___ Records shown ___
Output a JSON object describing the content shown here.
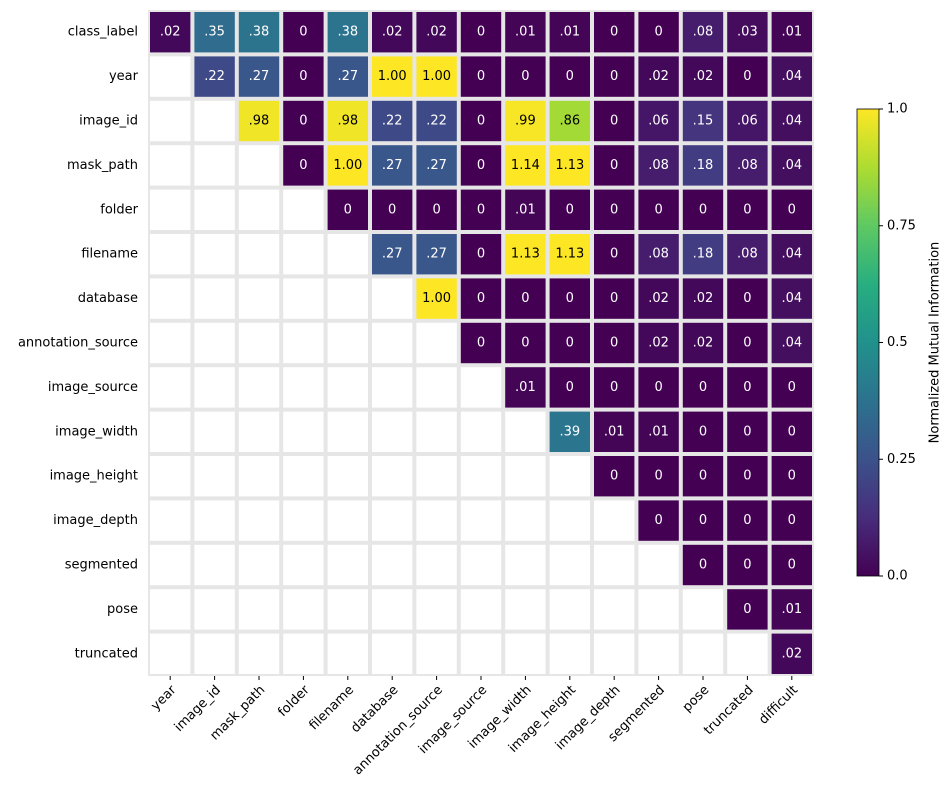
{
  "chart_data": {
    "type": "heatmap",
    "colormap": "viridis",
    "colorbar_label": "Normalized Mutual Information",
    "clim": [
      0,
      1
    ],
    "cticks": [
      {
        "value": 0,
        "label": "0.0"
      },
      0.25,
      0.5,
      0.75,
      {
        "value": 1,
        "label": "1.0"
      }
    ],
    "y_categories": [
      "class_label",
      "year",
      "image_id",
      "mask_path",
      "folder",
      "filename",
      "database",
      "annotation_source",
      "image_source",
      "image_width",
      "image_height",
      "image_depth",
      "segmented",
      "pose",
      "truncated"
    ],
    "x_categories": [
      "year",
      "image_id",
      "mask_path",
      "folder",
      "filename",
      "database",
      "annotation_source",
      "image_source",
      "image_width",
      "image_height",
      "image_depth",
      "segmented",
      "pose",
      "truncated",
      "difficult"
    ],
    "values": [
      [
        0.02,
        0.35,
        0.38,
        0,
        0.38,
        0.02,
        0.02,
        0,
        0.01,
        0.01,
        0,
        0,
        0.08,
        0.03,
        0.01
      ],
      [
        null,
        0.22,
        0.27,
        0,
        0.27,
        1.0,
        1.0,
        0,
        0,
        0,
        0,
        0.02,
        0.02,
        0,
        0.04
      ],
      [
        null,
        null,
        0.98,
        0,
        0.98,
        0.22,
        0.22,
        0,
        0.99,
        0.86,
        0,
        0.06,
        0.15,
        0.06,
        0.04
      ],
      [
        null,
        null,
        null,
        0,
        1.0,
        0.27,
        0.27,
        0,
        1.14,
        1.13,
        0,
        0.08,
        0.18,
        0.08,
        0.04
      ],
      [
        null,
        null,
        null,
        null,
        0,
        0,
        0,
        0,
        0.01,
        0,
        0,
        0,
        0,
        0,
        0
      ],
      [
        null,
        null,
        null,
        null,
        null,
        0.27,
        0.27,
        0,
        1.13,
        1.13,
        0,
        0.08,
        0.18,
        0.08,
        0.04
      ],
      [
        null,
        null,
        null,
        null,
        null,
        null,
        1.0,
        0,
        0,
        0,
        0,
        0.02,
        0.02,
        0,
        0.04
      ],
      [
        null,
        null,
        null,
        null,
        null,
        null,
        null,
        0,
        0,
        0,
        0,
        0.02,
        0.02,
        0,
        0.04
      ],
      [
        null,
        null,
        null,
        null,
        null,
        null,
        null,
        null,
        0.01,
        0,
        0,
        0,
        0,
        0,
        0
      ],
      [
        null,
        null,
        null,
        null,
        null,
        null,
        null,
        null,
        null,
        0.39,
        0.01,
        0.01,
        0,
        0,
        0
      ],
      [
        null,
        null,
        null,
        null,
        null,
        null,
        null,
        null,
        null,
        null,
        0,
        0,
        0,
        0,
        0
      ],
      [
        null,
        null,
        null,
        null,
        null,
        null,
        null,
        null,
        null,
        null,
        null,
        0,
        0,
        0,
        0
      ],
      [
        null,
        null,
        null,
        null,
        null,
        null,
        null,
        null,
        null,
        null,
        null,
        null,
        0,
        0,
        0
      ],
      [
        null,
        null,
        null,
        null,
        null,
        null,
        null,
        null,
        null,
        null,
        null,
        null,
        null,
        0,
        0.01
      ],
      [
        null,
        null,
        null,
        null,
        null,
        null,
        null,
        null,
        null,
        null,
        null,
        null,
        null,
        null,
        0.02
      ]
    ],
    "value_labels": [
      [
        ".02",
        ".35",
        ".38",
        "0",
        ".38",
        ".02",
        ".02",
        "0",
        ".01",
        ".01",
        "0",
        "0",
        ".08",
        ".03",
        ".01"
      ],
      [
        null,
        ".22",
        ".27",
        "0",
        ".27",
        "1.00",
        "1.00",
        "0",
        "0",
        "0",
        "0",
        ".02",
        ".02",
        "0",
        ".04"
      ],
      [
        null,
        null,
        ".98",
        "0",
        ".98",
        ".22",
        ".22",
        "0",
        ".99",
        ".86",
        "0",
        ".06",
        ".15",
        ".06",
        ".04"
      ],
      [
        null,
        null,
        null,
        "0",
        "1.00",
        ".27",
        ".27",
        "0",
        "1.14",
        "1.13",
        "0",
        ".08",
        ".18",
        ".08",
        ".04"
      ],
      [
        null,
        null,
        null,
        null,
        "0",
        "0",
        "0",
        "0",
        ".01",
        "0",
        "0",
        "0",
        "0",
        "0",
        "0"
      ],
      [
        null,
        null,
        null,
        null,
        null,
        ".27",
        ".27",
        "0",
        "1.13",
        "1.13",
        "0",
        ".08",
        ".18",
        ".08",
        ".04"
      ],
      [
        null,
        null,
        null,
        null,
        null,
        null,
        "1.00",
        "0",
        "0",
        "0",
        "0",
        ".02",
        ".02",
        "0",
        ".04"
      ],
      [
        null,
        null,
        null,
        null,
        null,
        null,
        null,
        "0",
        "0",
        "0",
        "0",
        ".02",
        ".02",
        "0",
        ".04"
      ],
      [
        null,
        null,
        null,
        null,
        null,
        null,
        null,
        null,
        ".01",
        "0",
        "0",
        "0",
        "0",
        "0",
        "0"
      ],
      [
        null,
        null,
        null,
        null,
        null,
        null,
        null,
        null,
        null,
        ".39",
        ".01",
        ".01",
        "0",
        "0",
        "0"
      ],
      [
        null,
        null,
        null,
        null,
        null,
        null,
        null,
        null,
        null,
        null,
        "0",
        "0",
        "0",
        "0",
        "0"
      ],
      [
        null,
        null,
        null,
        null,
        null,
        null,
        null,
        null,
        null,
        null,
        null,
        "0",
        "0",
        "0",
        "0"
      ],
      [
        null,
        null,
        null,
        null,
        null,
        null,
        null,
        null,
        null,
        null,
        null,
        null,
        "0",
        "0",
        "0"
      ],
      [
        null,
        null,
        null,
        null,
        null,
        null,
        null,
        null,
        null,
        null,
        null,
        null,
        null,
        "0",
        ".01"
      ],
      [
        null,
        null,
        null,
        null,
        null,
        null,
        null,
        null,
        null,
        null,
        null,
        null,
        null,
        null,
        ".02"
      ]
    ]
  }
}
___
• _Work to do_
Copy out every line of the material above exactly, skipping the pictures.

• _Solved problem_
Output a JSON object describing the content shown here.
{
  "chart_data": {
    "type": "heatmap",
    "colormap": "viridis",
    "colorbar_label": "Normalized Mutual Information",
    "clim": [
      0,
      1
    ],
    "cticks": [
      {
        "value": 0,
        "label": "0.0"
      },
      0.25,
      0.5,
      0.75,
      {
        "value": 1,
        "label": "1.0"
      }
    ],
    "y_categories": [
      "class_label",
      "year",
      "image_id",
      "mask_path",
      "folder",
      "filename",
      "database",
      "annotation_source",
      "image_source",
      "image_width",
      "image_height",
      "image_depth",
      "segmented",
      "pose",
      "truncated"
    ],
    "x_categories": [
      "year",
      "image_id",
      "mask_path",
      "folder",
      "filename",
      "database",
      "annotation_source",
      "image_source",
      "image_width",
      "image_height",
      "image_depth",
      "segmented",
      "pose",
      "truncated",
      "difficult"
    ],
    "values": [
      [
        0.02,
        0.35,
        0.38,
        0,
        0.38,
        0.02,
        0.02,
        0,
        0.01,
        0.01,
        0,
        0,
        0.08,
        0.03,
        0.01
      ],
      [
        null,
        0.22,
        0.27,
        0,
        0.27,
        1.0,
        1.0,
        0,
        0,
        0,
        0,
        0.02,
        0.02,
        0,
        0.04
      ],
      [
        null,
        null,
        0.98,
        0,
        0.98,
        0.22,
        0.22,
        0,
        0.99,
        0.86,
        0,
        0.06,
        0.15,
        0.06,
        0.04
      ],
      [
        null,
        null,
        null,
        0,
        1.0,
        0.27,
        0.27,
        0,
        1.14,
        1.13,
        0,
        0.08,
        0.18,
        0.08,
        0.04
      ],
      [
        null,
        null,
        null,
        null,
        0,
        0,
        0,
        0,
        0.01,
        0,
        0,
        0,
        0,
        0,
        0
      ],
      [
        null,
        null,
        null,
        null,
        null,
        0.27,
        0.27,
        0,
        1.13,
        1.13,
        0,
        0.08,
        0.18,
        0.08,
        0.04
      ],
      [
        null,
        null,
        null,
        null,
        null,
        null,
        1.0,
        0,
        0,
        0,
        0,
        0.02,
        0.02,
        0,
        0.04
      ],
      [
        null,
        null,
        null,
        null,
        null,
        null,
        null,
        0,
        0,
        0,
        0,
        0.02,
        0.02,
        0,
        0.04
      ],
      [
        null,
        null,
        null,
        null,
        null,
        null,
        null,
        null,
        0.01,
        0,
        0,
        0,
        0,
        0,
        0
      ],
      [
        null,
        null,
        null,
        null,
        null,
        null,
        null,
        null,
        null,
        0.39,
        0.01,
        0.01,
        0,
        0,
        0
      ],
      [
        null,
        null,
        null,
        null,
        null,
        null,
        null,
        null,
        null,
        null,
        0,
        0,
        0,
        0,
        0
      ],
      [
        null,
        null,
        null,
        null,
        null,
        null,
        null,
        null,
        null,
        null,
        null,
        0,
        0,
        0,
        0
      ],
      [
        null,
        null,
        null,
        null,
        null,
        null,
        null,
        null,
        null,
        null,
        null,
        null,
        0,
        0,
        0
      ],
      [
        null,
        null,
        null,
        null,
        null,
        null,
        null,
        null,
        null,
        null,
        null,
        null,
        null,
        0,
        0.01
      ],
      [
        null,
        null,
        null,
        null,
        null,
        null,
        null,
        null,
        null,
        null,
        null,
        null,
        null,
        null,
        0.02
      ]
    ],
    "value_labels": [
      [
        ".02",
        ".35",
        ".38",
        "0",
        ".38",
        ".02",
        ".02",
        "0",
        ".01",
        ".01",
        "0",
        "0",
        ".08",
        ".03",
        ".01"
      ],
      [
        null,
        ".22",
        ".27",
        "0",
        ".27",
        "1.00",
        "1.00",
        "0",
        "0",
        "0",
        "0",
        ".02",
        ".02",
        "0",
        ".04"
      ],
      [
        null,
        null,
        ".98",
        "0",
        ".98",
        ".22",
        ".22",
        "0",
        ".99",
        ".86",
        "0",
        ".06",
        ".15",
        ".06",
        ".04"
      ],
      [
        null,
        null,
        null,
        "0",
        "1.00",
        ".27",
        ".27",
        "0",
        "1.14",
        "1.13",
        "0",
        ".08",
        ".18",
        ".08",
        ".04"
      ],
      [
        null,
        null,
        null,
        null,
        "0",
        "0",
        "0",
        "0",
        ".01",
        "0",
        "0",
        "0",
        "0",
        "0",
        "0"
      ],
      [
        null,
        null,
        null,
        null,
        null,
        ".27",
        ".27",
        "0",
        "1.13",
        "1.13",
        "0",
        ".08",
        ".18",
        ".08",
        ".04"
      ],
      [
        null,
        null,
        null,
        null,
        null,
        null,
        "1.00",
        "0",
        "0",
        "0",
        "0",
        ".02",
        ".02",
        "0",
        ".04"
      ],
      [
        null,
        null,
        null,
        null,
        null,
        null,
        null,
        "0",
        "0",
        "0",
        "0",
        ".02",
        ".02",
        "0",
        ".04"
      ],
      [
        null,
        null,
        null,
        null,
        null,
        null,
        null,
        null,
        ".01",
        "0",
        "0",
        "0",
        "0",
        "0",
        "0"
      ],
      [
        null,
        null,
        null,
        null,
        null,
        null,
        null,
        null,
        null,
        ".39",
        ".01",
        ".01",
        "0",
        "0",
        "0"
      ],
      [
        null,
        null,
        null,
        null,
        null,
        null,
        null,
        null,
        null,
        null,
        "0",
        "0",
        "0",
        "0",
        "0"
      ],
      [
        null,
        null,
        null,
        null,
        null,
        null,
        null,
        null,
        null,
        null,
        null,
        "0",
        "0",
        "0",
        "0"
      ],
      [
        null,
        null,
        null,
        null,
        null,
        null,
        null,
        null,
        null,
        null,
        null,
        null,
        "0",
        "0",
        "0"
      ],
      [
        null,
        null,
        null,
        null,
        null,
        null,
        null,
        null,
        null,
        null,
        null,
        null,
        null,
        "0",
        ".01"
      ],
      [
        null,
        null,
        null,
        null,
        null,
        null,
        null,
        null,
        null,
        null,
        null,
        null,
        null,
        null,
        ".02"
      ]
    ]
  }
}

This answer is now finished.